---------- Data section

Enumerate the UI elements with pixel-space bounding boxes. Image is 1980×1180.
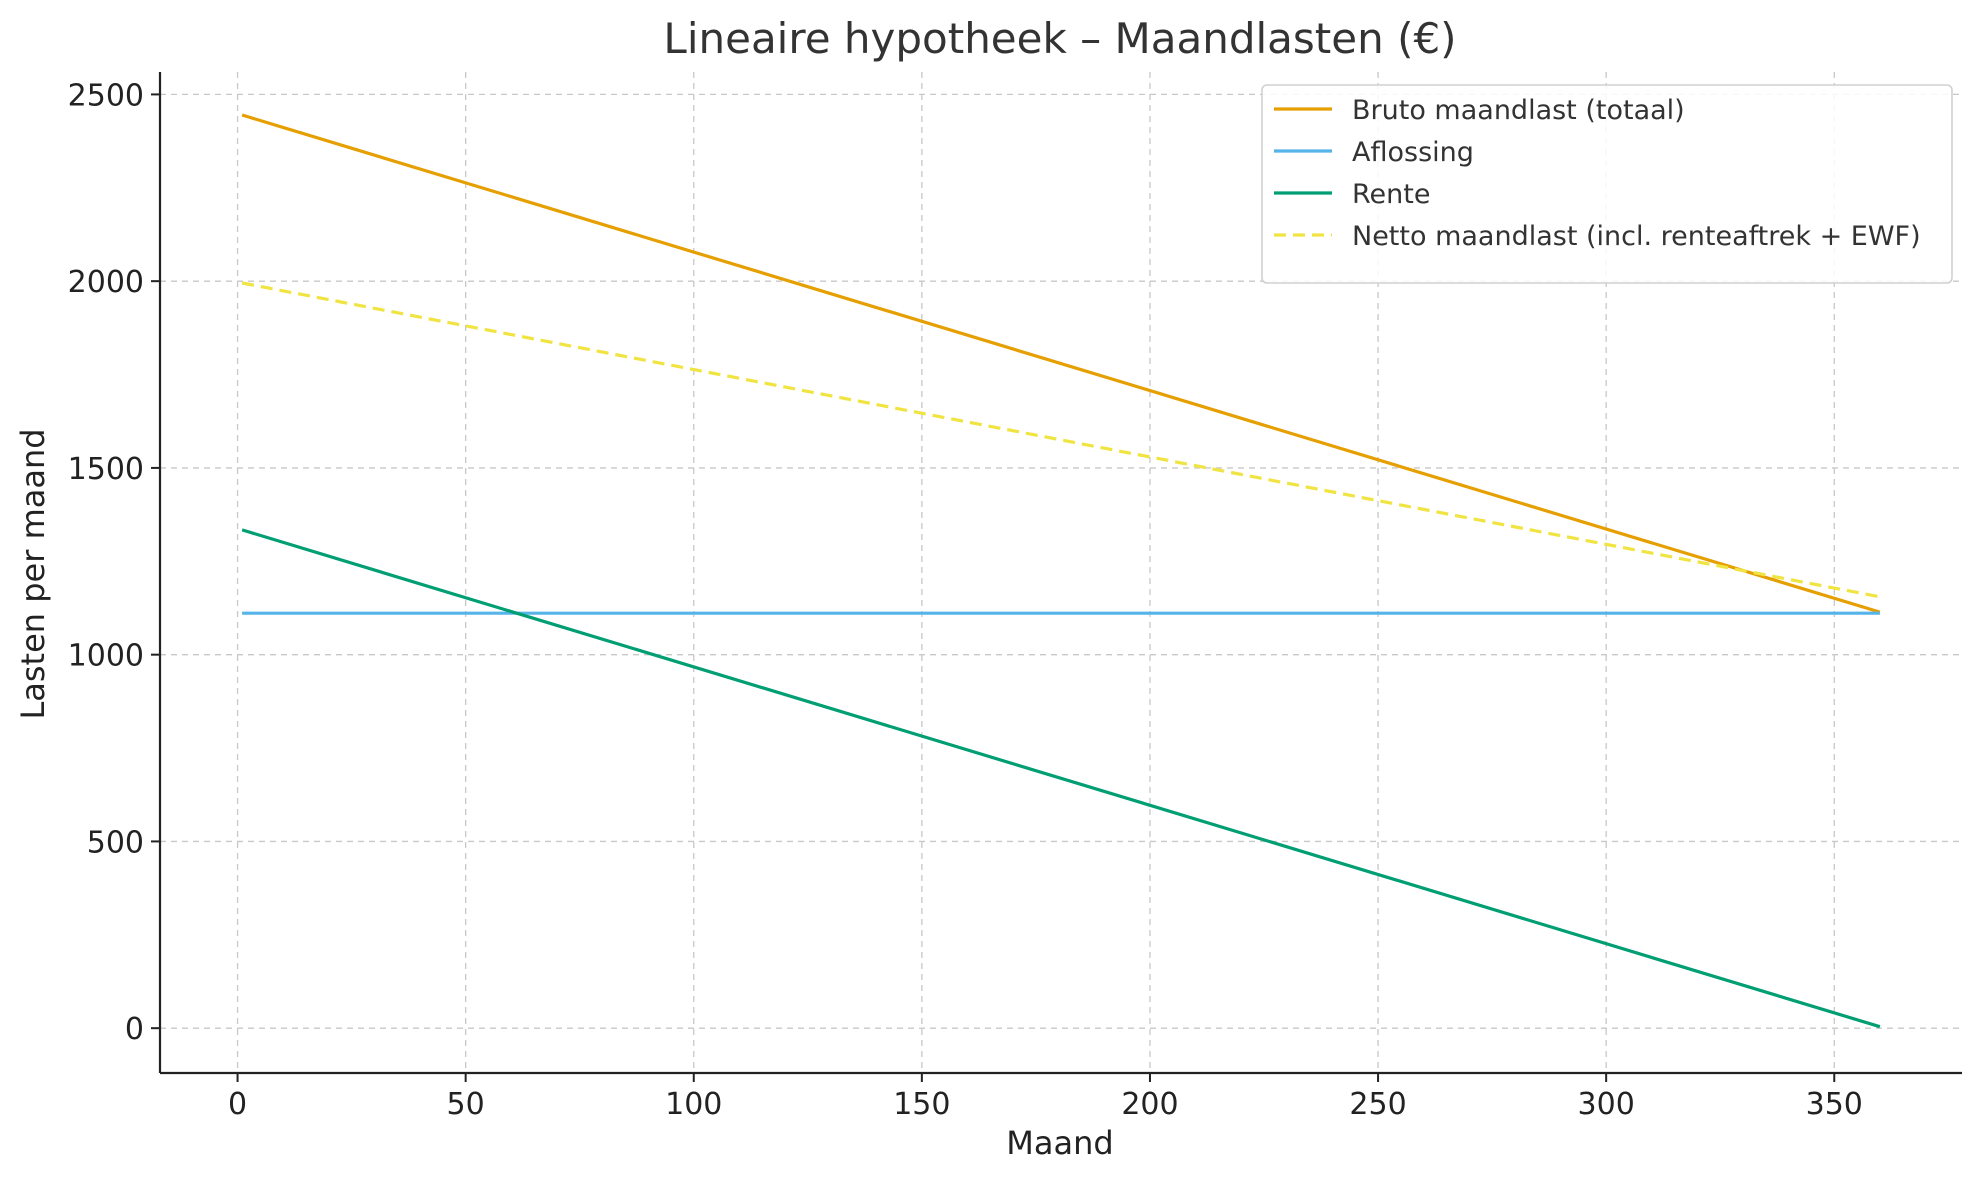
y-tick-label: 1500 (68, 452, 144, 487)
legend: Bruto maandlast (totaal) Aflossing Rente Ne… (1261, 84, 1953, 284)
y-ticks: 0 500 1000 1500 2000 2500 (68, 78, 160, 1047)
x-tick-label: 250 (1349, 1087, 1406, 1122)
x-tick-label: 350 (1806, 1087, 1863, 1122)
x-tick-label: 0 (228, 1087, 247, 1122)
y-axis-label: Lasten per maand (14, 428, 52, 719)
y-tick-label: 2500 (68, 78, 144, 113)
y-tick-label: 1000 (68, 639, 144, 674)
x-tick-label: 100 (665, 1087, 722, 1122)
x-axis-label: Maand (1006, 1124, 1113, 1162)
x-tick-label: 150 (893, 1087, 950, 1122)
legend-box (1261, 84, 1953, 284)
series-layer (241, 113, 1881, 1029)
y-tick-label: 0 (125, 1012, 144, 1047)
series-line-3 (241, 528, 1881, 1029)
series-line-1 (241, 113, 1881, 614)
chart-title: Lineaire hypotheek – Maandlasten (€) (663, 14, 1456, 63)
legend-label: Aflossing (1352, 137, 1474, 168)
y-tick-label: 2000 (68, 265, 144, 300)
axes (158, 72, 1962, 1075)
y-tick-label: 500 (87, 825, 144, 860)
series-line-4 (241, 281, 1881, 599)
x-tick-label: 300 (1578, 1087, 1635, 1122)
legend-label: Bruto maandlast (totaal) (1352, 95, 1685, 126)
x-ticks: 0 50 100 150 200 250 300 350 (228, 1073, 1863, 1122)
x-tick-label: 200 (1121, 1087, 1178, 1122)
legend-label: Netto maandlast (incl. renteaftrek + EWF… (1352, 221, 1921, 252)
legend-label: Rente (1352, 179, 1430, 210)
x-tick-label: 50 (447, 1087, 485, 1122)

--------------------

- Work to do:
Can you rewrite all the rows above, replacing every "legend-label" with "legend-entry" and changing nothing else? Leave the picture out.

- Task solution:
Enumerate the UI elements with pixel-space bounding boxes. Image is 1980×1180.
y-tick-label: 1500 (68, 452, 144, 487)
legend: Bruto maandlast (totaal) Aflossing Rente Ne… (1261, 84, 1953, 284)
y-ticks: 0 500 1000 1500 2000 2500 (68, 78, 160, 1047)
x-tick-label: 250 (1349, 1087, 1406, 1122)
x-tick-label: 350 (1806, 1087, 1863, 1122)
x-tick-label: 0 (228, 1087, 247, 1122)
y-axis-label: Lasten per maand (14, 428, 52, 719)
y-tick-label: 2500 (68, 78, 144, 113)
y-tick-label: 1000 (68, 639, 144, 674)
x-tick-label: 100 (665, 1087, 722, 1122)
x-axis-label: Maand (1006, 1124, 1113, 1162)
x-tick-label: 150 (893, 1087, 950, 1122)
legend-box (1261, 84, 1953, 284)
series-layer (241, 113, 1881, 1029)
y-tick-label: 0 (125, 1012, 144, 1047)
series-line-3 (241, 528, 1881, 1029)
series-line-1 (241, 113, 1881, 614)
chart-title: Lineaire hypotheek – Maandlasten (€) (663, 14, 1456, 63)
legend-entry: Aflossing (1352, 137, 1474, 168)
y-tick-label: 2000 (68, 265, 144, 300)
axes (158, 72, 1962, 1075)
y-tick-label: 500 (87, 825, 144, 860)
series-line-4 (241, 281, 1881, 599)
x-tick-label: 300 (1578, 1087, 1635, 1122)
legend-entry: Bruto maandlast (totaal) (1352, 95, 1685, 126)
x-ticks: 0 50 100 150 200 250 300 350 (228, 1073, 1863, 1122)
x-tick-label: 200 (1121, 1087, 1178, 1122)
legend-entry: Netto maandlast (incl. renteaftrek + EWF… (1352, 221, 1921, 252)
legend-entry: Rente (1352, 179, 1430, 210)
x-tick-label: 50 (447, 1087, 485, 1122)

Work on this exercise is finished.